The listing must be reproduced in full, exactly as it stands.

□ □ □

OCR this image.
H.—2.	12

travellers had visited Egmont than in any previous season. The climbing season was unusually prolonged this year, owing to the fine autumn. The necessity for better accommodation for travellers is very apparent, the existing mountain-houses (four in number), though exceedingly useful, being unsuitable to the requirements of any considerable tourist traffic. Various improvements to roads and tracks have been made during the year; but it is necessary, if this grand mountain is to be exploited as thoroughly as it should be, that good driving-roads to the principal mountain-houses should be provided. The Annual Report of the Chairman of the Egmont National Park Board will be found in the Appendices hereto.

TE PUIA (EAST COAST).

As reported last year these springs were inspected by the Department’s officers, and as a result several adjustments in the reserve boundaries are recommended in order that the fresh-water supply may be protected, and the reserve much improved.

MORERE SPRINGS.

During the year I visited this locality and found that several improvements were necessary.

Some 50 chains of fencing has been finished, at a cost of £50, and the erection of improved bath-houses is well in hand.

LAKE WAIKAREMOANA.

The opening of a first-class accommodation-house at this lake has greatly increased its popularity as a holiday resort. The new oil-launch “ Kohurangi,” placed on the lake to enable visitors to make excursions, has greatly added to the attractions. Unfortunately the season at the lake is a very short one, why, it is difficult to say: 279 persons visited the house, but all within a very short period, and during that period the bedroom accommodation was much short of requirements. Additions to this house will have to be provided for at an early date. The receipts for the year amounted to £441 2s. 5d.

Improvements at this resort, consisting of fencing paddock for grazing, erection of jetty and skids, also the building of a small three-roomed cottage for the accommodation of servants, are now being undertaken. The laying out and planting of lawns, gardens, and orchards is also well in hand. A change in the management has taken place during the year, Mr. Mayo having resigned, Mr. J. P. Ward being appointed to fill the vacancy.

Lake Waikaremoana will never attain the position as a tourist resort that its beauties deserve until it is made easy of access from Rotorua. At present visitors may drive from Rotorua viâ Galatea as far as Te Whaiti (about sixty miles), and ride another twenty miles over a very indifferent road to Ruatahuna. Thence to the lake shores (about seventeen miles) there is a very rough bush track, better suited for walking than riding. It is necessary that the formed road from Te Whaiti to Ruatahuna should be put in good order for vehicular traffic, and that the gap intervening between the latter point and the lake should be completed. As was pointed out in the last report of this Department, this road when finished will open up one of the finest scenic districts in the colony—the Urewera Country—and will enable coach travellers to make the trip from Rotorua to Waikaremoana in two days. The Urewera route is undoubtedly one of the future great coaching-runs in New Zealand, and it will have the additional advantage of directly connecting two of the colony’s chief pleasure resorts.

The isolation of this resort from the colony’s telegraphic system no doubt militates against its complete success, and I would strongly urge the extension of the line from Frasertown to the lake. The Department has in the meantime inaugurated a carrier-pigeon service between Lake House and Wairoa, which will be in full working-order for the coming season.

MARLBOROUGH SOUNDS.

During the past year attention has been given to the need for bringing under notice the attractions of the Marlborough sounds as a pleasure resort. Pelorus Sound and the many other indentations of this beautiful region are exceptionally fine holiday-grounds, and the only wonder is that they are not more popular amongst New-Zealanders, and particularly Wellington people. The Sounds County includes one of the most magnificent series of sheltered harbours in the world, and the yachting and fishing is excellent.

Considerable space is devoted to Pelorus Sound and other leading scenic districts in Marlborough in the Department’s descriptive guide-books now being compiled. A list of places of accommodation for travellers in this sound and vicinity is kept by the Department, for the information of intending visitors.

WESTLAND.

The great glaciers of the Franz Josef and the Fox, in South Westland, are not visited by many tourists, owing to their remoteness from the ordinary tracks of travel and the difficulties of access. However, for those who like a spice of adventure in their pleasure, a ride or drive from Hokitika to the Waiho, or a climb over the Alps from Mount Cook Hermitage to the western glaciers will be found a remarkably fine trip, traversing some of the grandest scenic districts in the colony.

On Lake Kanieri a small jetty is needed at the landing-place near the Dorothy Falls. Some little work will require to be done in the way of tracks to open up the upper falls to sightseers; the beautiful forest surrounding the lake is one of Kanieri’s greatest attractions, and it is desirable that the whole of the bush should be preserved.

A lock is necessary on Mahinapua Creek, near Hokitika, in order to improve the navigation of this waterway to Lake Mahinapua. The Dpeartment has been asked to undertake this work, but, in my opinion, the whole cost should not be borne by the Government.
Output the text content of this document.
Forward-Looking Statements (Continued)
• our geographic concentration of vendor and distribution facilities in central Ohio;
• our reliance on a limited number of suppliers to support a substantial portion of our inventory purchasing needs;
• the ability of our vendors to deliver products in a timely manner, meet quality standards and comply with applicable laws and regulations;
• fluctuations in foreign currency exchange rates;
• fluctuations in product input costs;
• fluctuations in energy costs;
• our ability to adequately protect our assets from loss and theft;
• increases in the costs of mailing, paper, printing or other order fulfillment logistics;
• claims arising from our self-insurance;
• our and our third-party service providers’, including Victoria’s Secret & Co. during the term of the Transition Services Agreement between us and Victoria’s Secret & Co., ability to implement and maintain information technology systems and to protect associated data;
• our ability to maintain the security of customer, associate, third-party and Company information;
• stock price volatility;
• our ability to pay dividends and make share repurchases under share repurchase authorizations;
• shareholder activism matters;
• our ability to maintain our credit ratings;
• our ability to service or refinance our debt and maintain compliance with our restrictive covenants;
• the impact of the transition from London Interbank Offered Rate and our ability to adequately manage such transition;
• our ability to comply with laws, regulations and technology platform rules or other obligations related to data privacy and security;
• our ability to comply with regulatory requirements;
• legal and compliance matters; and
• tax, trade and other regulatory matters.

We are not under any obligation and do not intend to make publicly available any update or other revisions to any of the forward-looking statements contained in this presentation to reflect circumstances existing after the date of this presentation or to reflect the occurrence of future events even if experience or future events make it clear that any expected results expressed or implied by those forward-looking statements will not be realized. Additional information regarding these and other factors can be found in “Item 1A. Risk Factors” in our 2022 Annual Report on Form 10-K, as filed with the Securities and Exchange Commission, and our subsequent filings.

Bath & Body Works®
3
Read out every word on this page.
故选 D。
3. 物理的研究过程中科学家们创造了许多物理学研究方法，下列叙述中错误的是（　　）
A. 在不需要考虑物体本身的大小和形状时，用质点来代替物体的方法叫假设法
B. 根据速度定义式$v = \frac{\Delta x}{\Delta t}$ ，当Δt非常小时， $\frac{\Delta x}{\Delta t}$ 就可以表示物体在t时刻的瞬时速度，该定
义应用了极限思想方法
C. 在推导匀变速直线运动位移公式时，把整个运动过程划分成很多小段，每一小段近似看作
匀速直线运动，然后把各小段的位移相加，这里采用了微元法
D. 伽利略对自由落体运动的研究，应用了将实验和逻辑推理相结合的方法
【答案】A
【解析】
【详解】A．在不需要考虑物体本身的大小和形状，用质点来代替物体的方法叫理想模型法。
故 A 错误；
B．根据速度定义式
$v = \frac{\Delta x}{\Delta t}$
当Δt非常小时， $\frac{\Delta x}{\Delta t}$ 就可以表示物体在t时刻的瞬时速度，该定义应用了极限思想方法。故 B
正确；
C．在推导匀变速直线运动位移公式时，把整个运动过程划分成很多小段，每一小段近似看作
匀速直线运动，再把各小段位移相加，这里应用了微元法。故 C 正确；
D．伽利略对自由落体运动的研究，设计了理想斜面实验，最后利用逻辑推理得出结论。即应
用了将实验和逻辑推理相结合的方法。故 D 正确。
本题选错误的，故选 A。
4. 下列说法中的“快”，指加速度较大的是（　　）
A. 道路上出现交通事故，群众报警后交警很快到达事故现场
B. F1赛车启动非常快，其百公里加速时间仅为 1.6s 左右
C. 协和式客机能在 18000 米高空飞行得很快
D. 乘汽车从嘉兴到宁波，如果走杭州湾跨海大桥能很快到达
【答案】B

□ □ □

# [CORRECT OUTPUT]
OCR this image.
H.—2.	12

travellers had visited Egmont than in any previous season. The climbing season was unusually prolonged this year, owing to the fine autumn. The necessity for better accommodation for travellers is very apparent, the existing mountain-houses (four in number), though exceedingly useful, being unsuitable to the requirements of any considerable tourist traffic. Various improvements to roads and tracks have been made during the year; but it is necessary, if this grand mountain is to be exploited as thoroughly as it should be, that good driving-roads to the principal mountain-houses should be provided. The Annual Report of the Chairman of the Egmont National Park Board will be found in the Appendices hereto.

TE PUIA (EAST COAST).

As reported last year these springs were inspected by the Department’s officers, and as a result several adjustments in the reserve boundaries are recommended in order that the fresh-water supply may be protected, and the reserve much improved.

MORERE SPRINGS.

During the year I visited this locality and found that several improvements were necessary.

Some 50 chains of fencing has been finished, at a cost of £50, and the erection of improved bath-houses is well in hand.

LAKE WAIKAREMOANA.

The opening of a first-class accommodation-house at this lake has greatly increased its popularity as a holiday resort. The new oil-launch “ Kohurangi,” placed on the lake to enable visitors to make excursions, has greatly added to the attractions. Unfortunately the season at the lake is a very short one, why, it is difficult to say: 279 persons visited the house, but all within a very short period, and during that period the bedroom accommodation was much short of requirements. Additions to this house will have to be provided for at an early date. The receipts for the year amounted to £441 2s. 5d.

Improvements at this resort, consisting of fencing paddock for grazing, erection of jetty and skids, also the building of a small three-roomed cottage for the accommodation of servants, are now being undertaken. The laying out and planting of lawns, gardens, and orchards is also well in hand. A change in the management has taken place during the year, Mr. Mayo having resigned, Mr. J. P. Ward being appointed to fill the vacancy.

Lake Waikaremoana will never attain the position as a tourist resort that its beauties deserve until it is made easy of access from Rotorua. At present visitors may drive from Rotorua viâ Galatea as far as Te Whaiti (about sixty miles), and ride another twenty miles over a very indifferent road to Ruatahuna. Thence to the lake shores (about seventeen miles) there is a very rough bush track, better suited for walking than riding. It is necessary that the formed road from Te Whaiti to Ruatahuna should be put in good order for vehicular traffic, and that the gap intervening between the latter point and the lake should be completed. As was pointed out in the last report of this Department, this road when finished will open up one of the finest scenic districts in the colony—the Urewera Country—and will enable coach travellers to make the trip from Rotorua to Waikaremoana in two days. The Urewera route is undoubtedly one of the future great coaching-runs in New Zealand, and it will have the additional advantage of directly connecting two of the colony’s chief pleasure resorts.

The isolation of this resort from the colony’s telegraphic system no doubt militates against its complete success, and I would strongly urge the extension of the line from Frasertown to the lake. The Department has in the meantime inaugurated a carrier-pigeon service between Lake House and Wairoa, which will be in full working-order for the coming season.

MARLBOROUGH SOUNDS.

During the past year attention has been given to the need for bringing under notice the attractions of the Marlborough sounds as a pleasure resort. Pelorus Sound and the many other indentations of this beautiful region are exceptionally fine holiday-grounds, and the only wonder is that they are not more popular amongst New-Zealanders, and particularly Wellington people. The Sounds County includes one of the most magnificent series of sheltered harbours in the world, and the yachting and fishing is excellent.

Considerable space is devoted to Pelorus Sound and other leading scenic districts in Marlborough in the Department’s descriptive guide-books now being compiled. A list of places of accommodation for travellers in this sound and vicinity is kept by the Department, for the information of intending visitors.

WESTLAND.

The great glaciers of the Franz Josef and the Fox, in South Westland, are not visited by many tourists, owing to their remoteness from the ordinary tracks of travel and the difficulties of access. However, for those who like a spice of adventure in their pleasure, a ride or drive from Hokitika to the Waiho, or a climb over the Alps from Mount Cook Hermitage to the western glaciers will be found a remarkably fine trip, traversing some of the grandest scenic districts in the colony.

On Lake Kanieri a small jetty is needed at the landing-place near the Dorothy Falls. Some little work will require to be done in the way of tracks to open up the upper falls to sightseers; the beautiful forest surrounding the lake is one of Kanieri’s greatest attractions, and it is desirable that the whole of the bush should be preserved.

A lock is necessary on Mahinapua Creek, near Hokitika, in order to improve the navigation of this waterway to Lake Mahinapua. The Dpeartment has been asked to undertake this work, but, in my opinion, the whole cost should not be borne by the Government.
Output the text content of this document.
Forward-Looking Statements (Continued)
• our geographic concentration of vendor and distribution facilities in central Ohio;
• our reliance on a limited number of suppliers to support a substantial portion of our inventory purchasing needs;
• the ability of our vendors to deliver products in a timely manner, meet quality standards and comply with applicable laws and regulations;
• fluctuations in foreign currency exchange rates;
• fluctuations in product input costs;
• fluctuations in energy costs;
• our ability to adequately protect our assets from loss and theft;
• increases in the costs of mailing, paper, printing or other order fulfillment logistics;
• claims arising from our self-insurance;
• our and our third-party service providers’, including Victoria’s Secret & Co. during the term of the Transition Services Agreement between us and Victoria’s Secret & Co., ability to implement and maintain information technology systems and to protect associated data;
• our ability to maintain the security of customer, associate, third-party and Company information;
• stock price volatility;
• our ability to pay dividends and make share repurchases under share repurchase authorizations;
• shareholder activism matters;
• our ability to maintain our credit ratings;
• our ability to service or refinance our debt and maintain compliance with our restrictive covenants;
• the impact of the transition from London Interbank Offered Rate and our ability to adequately manage such transition;
• our ability to comply with laws, regulations and technology platform rules or other obligations related to data privacy and security;
• our ability to comply with regulatory requirements;
• legal and compliance matters; and
• tax, trade and other regulatory matters.

We are not under any obligation and do not intend to make publicly available any update or other revisions to any of the forward-looking statements contained in this presentation to reflect circumstances existing after the date of this presentation or to reflect the occurrence of future events even if experience or future events make it clear that any expected results expressed or implied by those forward-looking statements will not be realized. Additional information regarding these and other factors can be found in “Item 1A. Risk Factors” in our 2022 Annual Report on Form 10-K, as filed with the Securities and Exchange Commission, and our subsequent filings.

Bath & Body Works®
3
Read out every word on this page.
故选 D。
3. 物理的研究过程中科学家们创造了许多物理学研究方法，下列叙述中错误的是（　　）
A. 在不需要考虑物体本身的大小和形状时，用质点来代替物体的方法叫假设法
B. 根据速度定义式$v = \frac{\Delta x}{\Delta t}$ ，当Δt非常小时， $\frac{\Delta x}{\Delta t}$ 就可以表示物体在t时刻的瞬时速度，该定
义应用了极限思想方法
C. 在推导匀变速直线运动位移公式时，把整个运动过程划分成很多小段，每一小段近似看作
匀速直线运动，然后把各小段的位移相加，这里采用了微元法
D. 伽利略对自由落体运动的研究，应用了将实验和逻辑推理相结合的方法
【答案】A
【解析】
【详解】A．在不需要考虑物体本身的大小和形状，用质点来代替物体的方法叫理想模型法。
故 A 错误；
B．根据速度定义式
$v = \frac{\Delta x}{\Delta t}$
当Δt非常小时， $\frac{\Delta x}{\Delta t}$ 就可以表示物体在t时刻的瞬时速度，该定义应用了极限思想方法。故 B
正确；
C．在推导匀变速直线运动位移公式时，把整个运动过程划分成很多小段，每一小段近似看作
匀速直线运动，再把各小段位移相加，这里应用了微元法。故 C 正确；
D．伽利略对自由落体运动的研究，设计了理想斜面实验，最后利用逻辑推理得出结论。即应
用了将实验和逻辑推理相结合的方法。故 D 正确。
本题选错误的，故选 A。
4. 下列说法中的“快”，指加速度较大的是（　　）
A. 道路上出现交通事故，群众报警后交警很快到达事故现场
B. F1赛车启动非常快，其百公里加速时间仅为 1.6s 左右
C. 协和式客机能在 18000 米高空飞行得很快
D. 乘汽车从嘉兴到宁波，如果走杭州湾跨海大桥能很快到达
【答案】B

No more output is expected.